■ DIRECTIVE ■
Extract each of the following rows and reproduce it line for line, with no changes to any character.

[DATASET ROWS start]

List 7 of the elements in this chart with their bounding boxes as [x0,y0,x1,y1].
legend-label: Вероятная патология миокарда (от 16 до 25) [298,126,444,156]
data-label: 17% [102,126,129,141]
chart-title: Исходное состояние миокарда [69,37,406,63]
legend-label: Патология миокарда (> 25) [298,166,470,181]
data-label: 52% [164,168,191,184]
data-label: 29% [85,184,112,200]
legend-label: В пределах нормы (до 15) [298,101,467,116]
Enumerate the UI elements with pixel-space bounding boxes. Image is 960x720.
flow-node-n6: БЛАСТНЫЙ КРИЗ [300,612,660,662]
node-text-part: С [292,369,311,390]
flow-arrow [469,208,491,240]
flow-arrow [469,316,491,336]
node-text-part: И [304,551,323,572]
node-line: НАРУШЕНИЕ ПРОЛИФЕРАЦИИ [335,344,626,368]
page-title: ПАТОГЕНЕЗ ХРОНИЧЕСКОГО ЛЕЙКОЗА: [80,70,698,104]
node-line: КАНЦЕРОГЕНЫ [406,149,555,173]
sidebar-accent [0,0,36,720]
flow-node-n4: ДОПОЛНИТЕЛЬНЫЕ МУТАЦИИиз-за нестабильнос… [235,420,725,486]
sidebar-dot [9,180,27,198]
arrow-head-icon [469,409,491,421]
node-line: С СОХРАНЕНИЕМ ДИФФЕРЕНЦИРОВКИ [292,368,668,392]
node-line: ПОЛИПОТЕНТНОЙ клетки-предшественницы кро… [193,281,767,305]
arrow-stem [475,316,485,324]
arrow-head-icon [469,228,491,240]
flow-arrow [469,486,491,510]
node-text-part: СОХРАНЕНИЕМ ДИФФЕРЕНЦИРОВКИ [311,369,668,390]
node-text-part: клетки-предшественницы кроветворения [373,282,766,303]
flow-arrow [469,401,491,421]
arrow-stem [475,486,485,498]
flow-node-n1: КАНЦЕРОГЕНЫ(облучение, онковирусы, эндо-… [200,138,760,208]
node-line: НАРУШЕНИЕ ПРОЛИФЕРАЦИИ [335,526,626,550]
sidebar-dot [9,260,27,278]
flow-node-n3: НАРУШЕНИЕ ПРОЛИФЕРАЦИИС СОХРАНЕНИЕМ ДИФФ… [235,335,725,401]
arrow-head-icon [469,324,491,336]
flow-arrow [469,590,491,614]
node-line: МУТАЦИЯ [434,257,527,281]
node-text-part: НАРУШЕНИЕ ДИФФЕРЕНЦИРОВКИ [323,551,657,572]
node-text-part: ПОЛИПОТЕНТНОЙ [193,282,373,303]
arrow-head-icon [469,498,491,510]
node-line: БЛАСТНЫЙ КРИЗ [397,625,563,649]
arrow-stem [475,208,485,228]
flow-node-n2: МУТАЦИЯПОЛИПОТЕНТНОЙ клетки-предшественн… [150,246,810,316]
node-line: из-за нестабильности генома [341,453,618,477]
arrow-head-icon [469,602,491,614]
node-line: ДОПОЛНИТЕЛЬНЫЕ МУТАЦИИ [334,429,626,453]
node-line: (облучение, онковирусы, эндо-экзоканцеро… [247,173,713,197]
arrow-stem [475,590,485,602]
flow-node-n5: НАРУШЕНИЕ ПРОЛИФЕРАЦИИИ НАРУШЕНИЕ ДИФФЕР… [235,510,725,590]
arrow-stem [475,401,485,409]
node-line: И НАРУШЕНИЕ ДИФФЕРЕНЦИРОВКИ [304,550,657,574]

[DATASET ROWS end]

■ WRITTEN SOLUTION ■
List 7 of the elements in this chart with their bounding boxes as [x0,y0,x1,y1].
legend-label: Вероятная патология миокарда (от 16 до 25) [298,126,444,156]
data-label: 17% [102,126,129,141]
chart-title: Исходное состояние миокарда [69,37,406,63]
legend-label: Патология миокарда (> 25) [298,166,470,181]
data-label: 52% [164,168,191,184]
data-label: 29% [85,184,112,200]
legend-label: В пределах нормы (до 15) [298,101,467,116]
Enumerate the UI elements with pixel-space bounding boxes. Image is 960x720.
flow-node-n6: БЛАСТНЫЙ КРИЗ [300,612,660,662]
node-text-part: С [292,369,311,390]
flow-arrow [469,208,491,240]
flow-arrow [469,316,491,336]
node-text-part: И [304,551,323,572]
node-line: НАРУШЕНИЕ ПРОЛИФЕРАЦИИ [335,344,626,368]
page-title: ПАТОГЕНЕЗ ХРОНИЧЕСКОГО ЛЕЙКОЗА: [80,70,698,104]
node-line: КАНЦЕРОГЕНЫ [406,149,555,173]
sidebar-accent [0,0,36,720]
flow-node-n4: ДОПОЛНИТЕЛЬНЫЕ МУТАЦИИиз-за нестабильнос… [235,420,725,486]
sidebar-dot [9,180,27,198]
arrow-head-icon [469,409,491,421]
node-line: С СОХРАНЕНИЕМ ДИФФЕРЕНЦИРОВКИ [292,368,668,392]
node-line: ПОЛИПОТЕНТНОЙ клетки-предшественницы кро… [193,281,767,305]
arrow-stem [475,316,485,324]
arrow-head-icon [469,228,491,240]
flow-arrow [469,486,491,510]
node-text-part: СОХРАНЕНИЕМ ДИФФЕРЕНЦИРОВКИ [311,369,668,390]
node-text-part: клетки-предшественницы кроветворения [373,282,766,303]
flow-arrow [469,401,491,421]
arrow-stem [475,486,485,498]
flow-node-n1: КАНЦЕРОГЕНЫ(облучение, онковирусы, эндо-… [200,138,760,208]
node-line: НАРУШЕНИЕ ПРОЛИФЕРАЦИИ [335,526,626,550]
sidebar-dot [9,260,27,278]
flow-node-n3: НАРУШЕНИЕ ПРОЛИФЕРАЦИИС СОХРАНЕНИЕМ ДИФФ… [235,335,725,401]
arrow-head-icon [469,324,491,336]
flow-arrow [469,590,491,614]
node-line: МУТАЦИЯ [434,257,527,281]
node-text-part: НАРУШЕНИЕ ДИФФЕРЕНЦИРОВКИ [323,551,657,572]
node-text-part: ПОЛИПОТЕНТНОЙ [193,282,373,303]
arrow-head-icon [469,498,491,510]
node-line: БЛАСТНЫЙ КРИЗ [397,625,563,649]
arrow-stem [475,208,485,228]
flow-node-n2: МУТАЦИЯПОЛИПОТЕНТНОЙ клетки-предшественн… [150,246,810,316]
node-line: из-за нестабильности генома [341,453,618,477]
arrow-head-icon [469,602,491,614]
node-line: ДОПОЛНИТЕЛЬНЫЕ МУТАЦИИ [334,429,626,453]
node-line: (облучение, онковирусы, эндо-экзоканцеро… [247,173,713,197]
arrow-stem [475,590,485,602]
flow-node-n5: НАРУШЕНИЕ ПРОЛИФЕРАЦИИИ НАРУШЕНИЕ ДИФФЕР… [235,510,725,590]
arrow-stem [475,401,485,409]
node-line: И НАРУШЕНИЕ ДИФФЕРЕНЦИРОВКИ [304,550,657,574]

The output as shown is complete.